PROBLEM DETAILS -
Gather every line below where "diamond" appears.

(Entries from a dataset)
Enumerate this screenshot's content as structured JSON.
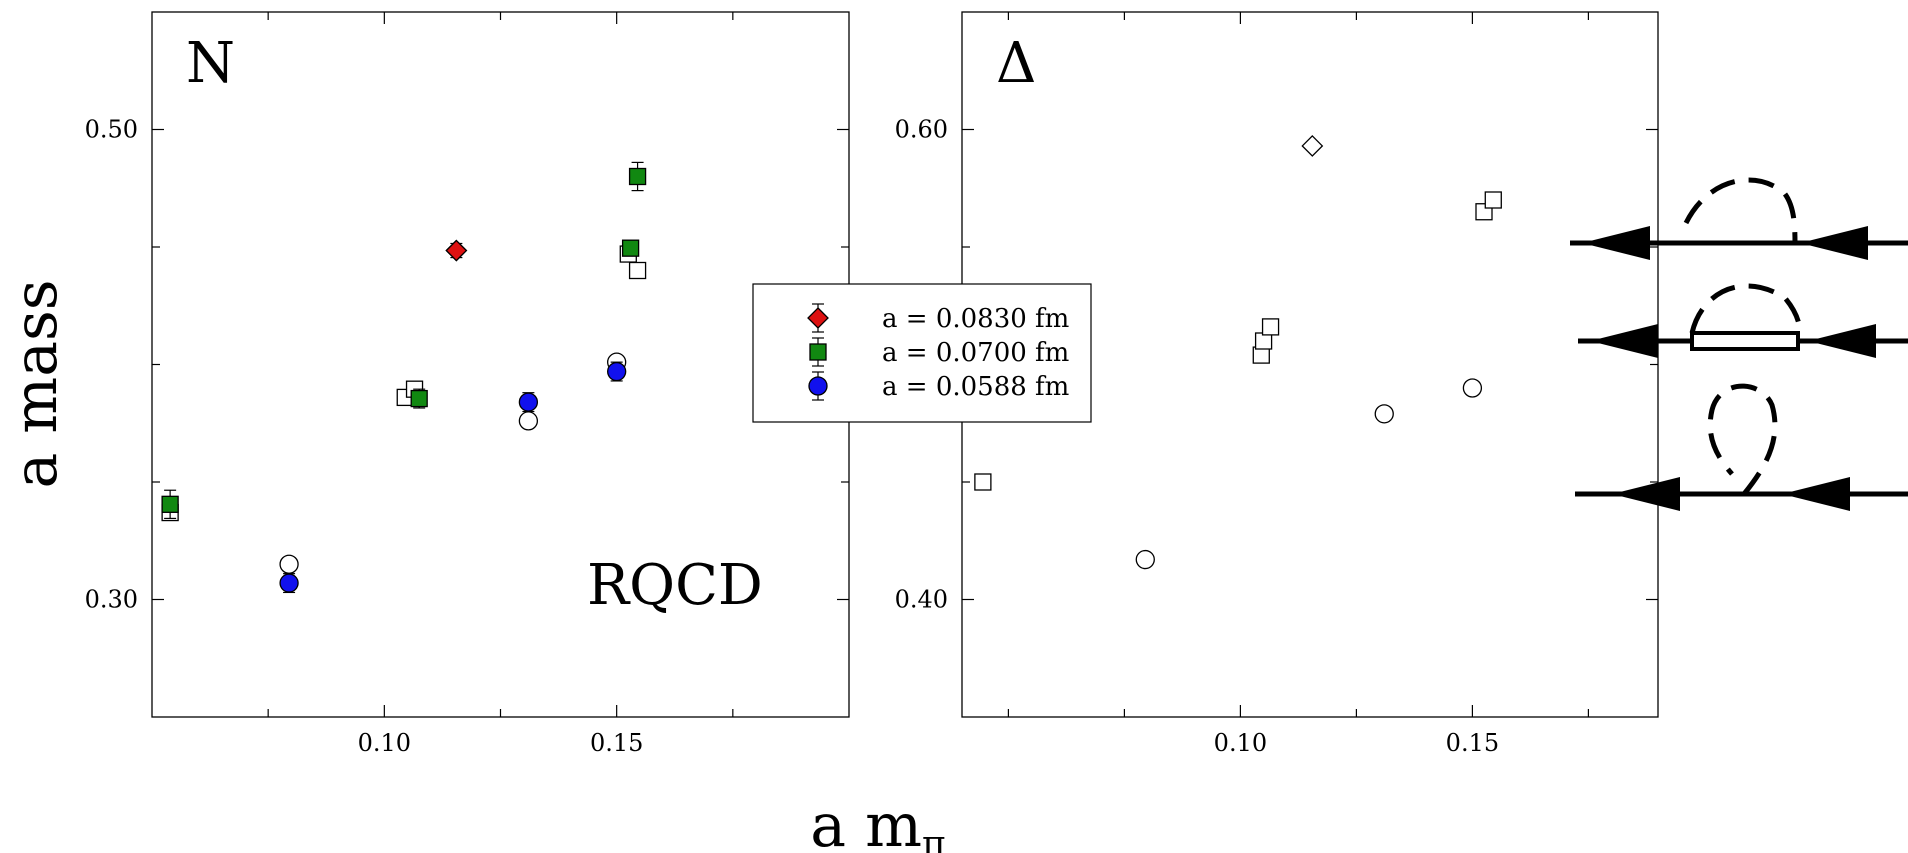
{
  "chart_data": [
    {
      "type": "scatter",
      "panel_label": "N",
      "annotation": "RQCD",
      "xlabel": "",
      "ylabel": "",
      "xlim": [
        0.05,
        0.2
      ],
      "ylim": [
        0.25,
        0.55
      ],
      "xticks": [
        0.1,
        0.15
      ],
      "xtick_labels": [
        "0.10",
        "0.15"
      ],
      "yticks": [
        0.3,
        0.5
      ],
      "ytick_labels": [
        "0.30",
        "0.50"
      ],
      "series": [
        {
          "name": "a = 0.0830 fm",
          "marker": "diamond",
          "color": "#dd1111",
          "points": [
            {
              "x": 0.1155,
              "y": 0.4485,
              "err": 0.003
            }
          ]
        },
        {
          "name": "a = 0.0700 fm",
          "marker": "square",
          "color": "#118811",
          "points": [
            {
              "x": 0.0539,
              "y": 0.3405,
              "err": 0.006
            },
            {
              "x": 0.1075,
              "y": 0.3855,
              "err": 0.004
            },
            {
              "x": 0.153,
              "y": 0.4495,
              "err": 0.003
            },
            {
              "x": 0.1545,
              "y": 0.48,
              "err": 0.006
            }
          ]
        },
        {
          "name": "a = 0.0588 fm",
          "marker": "circle",
          "color": "#1111ee",
          "points": [
            {
              "x": 0.0795,
              "y": 0.307,
              "err": 0.004
            },
            {
              "x": 0.131,
              "y": 0.384,
              "err": 0.004
            },
            {
              "x": 0.15,
              "y": 0.397,
              "err": 0.004
            }
          ]
        },
        {
          "name": "",
          "marker": "open-diamond",
          "color": "#000000",
          "points": [
            {
              "x": 0.1155,
              "y": 0.4485
            }
          ]
        },
        {
          "name": "",
          "marker": "open-square",
          "color": "#000000",
          "points": [
            {
              "x": 0.0539,
              "y": 0.337
            },
            {
              "x": 0.1045,
              "y": 0.386
            },
            {
              "x": 0.1065,
              "y": 0.3895
            },
            {
              "x": 0.1525,
              "y": 0.447
            },
            {
              "x": 0.1545,
              "y": 0.44
            }
          ]
        },
        {
          "name": "",
          "marker": "open-circle",
          "color": "#000000",
          "points": [
            {
              "x": 0.0795,
              "y": 0.315
            },
            {
              "x": 0.131,
              "y": 0.376
            },
            {
              "x": 0.15,
              "y": 0.401
            }
          ]
        }
      ]
    },
    {
      "type": "scatter",
      "panel_label": "Δ",
      "xlabel": "",
      "ylabel": "",
      "xlim": [
        0.04,
        0.19
      ],
      "ylim": [
        0.35,
        0.65
      ],
      "xticks": [
        0.1,
        0.15
      ],
      "xtick_labels": [
        "0.10",
        "0.15"
      ],
      "yticks": [
        0.4,
        0.6
      ],
      "ytick_labels": [
        "0.40",
        "0.60"
      ],
      "series": [
        {
          "name": "",
          "marker": "open-diamond",
          "color": "#000000",
          "points": [
            {
              "x": 0.1155,
              "y": 0.593
            }
          ]
        },
        {
          "name": "",
          "marker": "open-square",
          "color": "#000000",
          "points": [
            {
              "x": 0.0445,
              "y": 0.45
            },
            {
              "x": 0.1045,
              "y": 0.504
            },
            {
              "x": 0.105,
              "y": 0.51
            },
            {
              "x": 0.1065,
              "y": 0.516
            },
            {
              "x": 0.1525,
              "y": 0.565
            },
            {
              "x": 0.1545,
              "y": 0.57
            }
          ]
        },
        {
          "name": "",
          "marker": "open-circle",
          "color": "#000000",
          "points": [
            {
              "x": 0.0795,
              "y": 0.417
            },
            {
              "x": 0.131,
              "y": 0.479
            },
            {
              "x": 0.15,
              "y": 0.49
            }
          ]
        }
      ]
    }
  ],
  "axes": {
    "ylabel": "a mass",
    "xlabel_main": "a m",
    "xlabel_sub": "π"
  },
  "legend": {
    "entries": [
      {
        "label": "a = 0.0830 fm",
        "marker": "diamond",
        "color": "#dd1111"
      },
      {
        "label": "a = 0.0700 fm",
        "marker": "square",
        "color": "#118811"
      },
      {
        "label": "a = 0.0588 fm",
        "marker": "circle",
        "color": "#1111ee"
      }
    ]
  }
}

SOLUTION FOR THIS TASK -
          "marker": "diamond",
          "marker": "open-diamond",
          "marker": "open-diamond",
        "marker": "diamond",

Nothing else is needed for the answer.